START Supplied material

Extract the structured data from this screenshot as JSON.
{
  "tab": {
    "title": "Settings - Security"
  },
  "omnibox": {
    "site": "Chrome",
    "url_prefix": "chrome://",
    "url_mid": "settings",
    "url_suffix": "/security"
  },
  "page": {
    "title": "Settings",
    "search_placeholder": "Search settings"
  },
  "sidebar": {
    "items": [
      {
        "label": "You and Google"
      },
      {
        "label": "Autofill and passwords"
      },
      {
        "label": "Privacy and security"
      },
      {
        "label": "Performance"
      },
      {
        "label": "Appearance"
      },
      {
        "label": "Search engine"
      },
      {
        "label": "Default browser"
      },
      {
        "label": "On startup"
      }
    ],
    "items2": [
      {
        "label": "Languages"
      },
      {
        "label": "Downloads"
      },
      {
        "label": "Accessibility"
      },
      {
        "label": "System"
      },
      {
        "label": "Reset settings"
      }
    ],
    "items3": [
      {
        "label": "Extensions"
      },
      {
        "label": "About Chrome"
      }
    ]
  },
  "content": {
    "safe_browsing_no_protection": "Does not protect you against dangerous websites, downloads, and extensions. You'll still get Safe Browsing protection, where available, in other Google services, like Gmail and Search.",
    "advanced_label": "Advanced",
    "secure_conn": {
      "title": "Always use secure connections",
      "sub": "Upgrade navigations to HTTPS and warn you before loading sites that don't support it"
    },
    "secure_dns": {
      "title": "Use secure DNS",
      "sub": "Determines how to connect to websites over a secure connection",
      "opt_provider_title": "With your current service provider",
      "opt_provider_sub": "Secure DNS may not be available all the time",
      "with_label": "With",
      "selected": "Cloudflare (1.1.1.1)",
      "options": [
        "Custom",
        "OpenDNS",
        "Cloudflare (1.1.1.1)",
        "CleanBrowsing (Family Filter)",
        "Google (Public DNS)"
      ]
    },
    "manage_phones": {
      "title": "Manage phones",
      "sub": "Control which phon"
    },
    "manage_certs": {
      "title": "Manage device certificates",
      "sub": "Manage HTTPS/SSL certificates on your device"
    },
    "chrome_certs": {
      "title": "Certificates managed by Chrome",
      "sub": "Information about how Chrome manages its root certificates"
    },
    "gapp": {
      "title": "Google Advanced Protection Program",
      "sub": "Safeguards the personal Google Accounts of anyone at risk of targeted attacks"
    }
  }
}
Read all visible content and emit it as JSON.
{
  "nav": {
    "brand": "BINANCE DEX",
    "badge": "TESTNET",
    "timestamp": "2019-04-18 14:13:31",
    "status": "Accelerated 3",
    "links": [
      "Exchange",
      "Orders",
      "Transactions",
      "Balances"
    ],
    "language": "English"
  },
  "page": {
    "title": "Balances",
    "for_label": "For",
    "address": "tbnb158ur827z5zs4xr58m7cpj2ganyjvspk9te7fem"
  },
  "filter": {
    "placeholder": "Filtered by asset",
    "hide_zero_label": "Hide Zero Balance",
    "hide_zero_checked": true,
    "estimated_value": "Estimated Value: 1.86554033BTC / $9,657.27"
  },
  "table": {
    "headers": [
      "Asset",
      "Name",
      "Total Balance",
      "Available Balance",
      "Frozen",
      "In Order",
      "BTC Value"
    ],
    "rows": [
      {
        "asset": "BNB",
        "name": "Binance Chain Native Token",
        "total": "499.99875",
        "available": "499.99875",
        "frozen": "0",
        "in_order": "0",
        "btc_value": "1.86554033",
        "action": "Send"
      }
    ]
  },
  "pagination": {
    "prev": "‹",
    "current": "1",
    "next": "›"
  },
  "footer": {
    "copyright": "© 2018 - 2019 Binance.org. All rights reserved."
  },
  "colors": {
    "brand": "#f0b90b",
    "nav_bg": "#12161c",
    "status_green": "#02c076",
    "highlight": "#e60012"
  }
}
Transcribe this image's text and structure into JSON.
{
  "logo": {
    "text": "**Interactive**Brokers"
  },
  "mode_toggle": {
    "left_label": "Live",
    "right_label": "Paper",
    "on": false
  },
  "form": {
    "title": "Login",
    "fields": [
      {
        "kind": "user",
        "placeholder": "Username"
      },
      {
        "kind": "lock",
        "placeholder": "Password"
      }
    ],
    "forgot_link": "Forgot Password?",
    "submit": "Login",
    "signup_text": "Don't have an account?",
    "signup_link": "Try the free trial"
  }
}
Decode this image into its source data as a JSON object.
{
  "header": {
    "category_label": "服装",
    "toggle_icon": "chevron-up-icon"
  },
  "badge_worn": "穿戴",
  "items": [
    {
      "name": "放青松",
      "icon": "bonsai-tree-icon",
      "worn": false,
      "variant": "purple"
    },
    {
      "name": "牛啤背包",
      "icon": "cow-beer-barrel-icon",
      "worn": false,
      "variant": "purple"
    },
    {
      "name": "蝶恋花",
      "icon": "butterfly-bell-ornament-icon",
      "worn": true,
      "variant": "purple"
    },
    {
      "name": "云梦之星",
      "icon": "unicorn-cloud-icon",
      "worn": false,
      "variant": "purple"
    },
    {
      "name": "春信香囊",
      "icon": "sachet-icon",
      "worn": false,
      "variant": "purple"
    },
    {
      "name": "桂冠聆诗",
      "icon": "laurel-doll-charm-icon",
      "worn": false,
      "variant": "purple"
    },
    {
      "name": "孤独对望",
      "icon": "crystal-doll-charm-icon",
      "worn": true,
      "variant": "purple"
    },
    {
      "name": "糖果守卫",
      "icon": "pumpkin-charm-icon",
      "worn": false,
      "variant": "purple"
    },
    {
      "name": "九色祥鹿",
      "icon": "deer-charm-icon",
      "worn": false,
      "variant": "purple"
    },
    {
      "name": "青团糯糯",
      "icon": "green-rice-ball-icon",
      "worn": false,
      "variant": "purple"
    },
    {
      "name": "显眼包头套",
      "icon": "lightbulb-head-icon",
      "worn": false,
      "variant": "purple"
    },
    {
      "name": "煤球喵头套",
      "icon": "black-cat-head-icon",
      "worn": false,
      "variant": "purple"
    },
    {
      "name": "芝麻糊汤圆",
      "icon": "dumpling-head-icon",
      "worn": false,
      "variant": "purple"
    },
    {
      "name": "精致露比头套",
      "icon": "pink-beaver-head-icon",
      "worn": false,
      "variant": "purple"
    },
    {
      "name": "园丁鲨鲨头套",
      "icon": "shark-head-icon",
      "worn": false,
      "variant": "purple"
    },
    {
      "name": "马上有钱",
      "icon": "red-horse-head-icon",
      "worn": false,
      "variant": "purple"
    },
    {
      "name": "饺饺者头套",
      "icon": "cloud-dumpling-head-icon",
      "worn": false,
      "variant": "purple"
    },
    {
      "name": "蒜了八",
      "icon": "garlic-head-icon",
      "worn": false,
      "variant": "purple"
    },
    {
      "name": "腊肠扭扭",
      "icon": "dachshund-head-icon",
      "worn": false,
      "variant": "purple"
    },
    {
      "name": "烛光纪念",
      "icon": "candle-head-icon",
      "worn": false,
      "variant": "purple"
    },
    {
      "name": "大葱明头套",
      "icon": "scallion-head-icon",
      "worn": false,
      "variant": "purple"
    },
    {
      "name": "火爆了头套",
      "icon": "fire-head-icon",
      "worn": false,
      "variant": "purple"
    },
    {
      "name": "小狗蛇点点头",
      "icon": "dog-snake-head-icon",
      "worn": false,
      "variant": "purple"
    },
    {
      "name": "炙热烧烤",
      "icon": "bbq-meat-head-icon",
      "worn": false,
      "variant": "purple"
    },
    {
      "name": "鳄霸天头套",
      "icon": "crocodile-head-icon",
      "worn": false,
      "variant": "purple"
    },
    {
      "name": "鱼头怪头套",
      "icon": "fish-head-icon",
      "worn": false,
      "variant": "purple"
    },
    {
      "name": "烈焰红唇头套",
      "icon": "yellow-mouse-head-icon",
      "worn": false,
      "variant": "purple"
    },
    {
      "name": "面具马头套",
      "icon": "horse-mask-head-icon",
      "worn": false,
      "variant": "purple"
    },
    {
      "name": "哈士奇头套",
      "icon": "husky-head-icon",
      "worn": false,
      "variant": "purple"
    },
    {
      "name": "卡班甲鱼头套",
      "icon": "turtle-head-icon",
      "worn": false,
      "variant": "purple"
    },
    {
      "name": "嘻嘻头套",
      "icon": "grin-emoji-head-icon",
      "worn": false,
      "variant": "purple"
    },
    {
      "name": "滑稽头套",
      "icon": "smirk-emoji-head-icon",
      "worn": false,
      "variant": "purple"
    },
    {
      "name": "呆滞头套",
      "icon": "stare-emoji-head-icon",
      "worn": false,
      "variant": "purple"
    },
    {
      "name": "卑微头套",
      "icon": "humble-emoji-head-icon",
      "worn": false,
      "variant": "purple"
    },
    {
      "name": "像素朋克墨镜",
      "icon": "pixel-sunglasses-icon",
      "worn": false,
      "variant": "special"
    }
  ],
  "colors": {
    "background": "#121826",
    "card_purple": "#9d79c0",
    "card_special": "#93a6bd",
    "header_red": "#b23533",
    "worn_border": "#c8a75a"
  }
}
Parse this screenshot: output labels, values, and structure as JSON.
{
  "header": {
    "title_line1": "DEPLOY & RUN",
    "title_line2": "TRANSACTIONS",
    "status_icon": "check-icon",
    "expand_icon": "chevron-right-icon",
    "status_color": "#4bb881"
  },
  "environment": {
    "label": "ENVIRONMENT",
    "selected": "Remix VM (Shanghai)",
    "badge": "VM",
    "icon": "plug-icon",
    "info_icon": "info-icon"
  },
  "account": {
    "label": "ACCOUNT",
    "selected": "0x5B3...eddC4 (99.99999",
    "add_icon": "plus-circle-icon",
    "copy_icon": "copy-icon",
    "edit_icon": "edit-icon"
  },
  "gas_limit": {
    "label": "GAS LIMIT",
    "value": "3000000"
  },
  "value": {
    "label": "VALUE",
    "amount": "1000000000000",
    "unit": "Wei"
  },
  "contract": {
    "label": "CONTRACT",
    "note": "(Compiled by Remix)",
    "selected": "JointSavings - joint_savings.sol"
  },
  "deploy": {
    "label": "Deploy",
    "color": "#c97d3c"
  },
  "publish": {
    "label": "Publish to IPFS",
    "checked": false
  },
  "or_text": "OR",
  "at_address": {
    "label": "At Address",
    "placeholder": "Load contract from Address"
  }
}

END Supplied material

_Request:_ Locate the lines above that hold the word "HTTPS". Show every one of them.

_Response to the task:_
      "sub": "Upgrade navigations to HTTPS and warn you before loading sites that don't support it"
      "sub": "Manage HTTPS/SSL certificates on your device"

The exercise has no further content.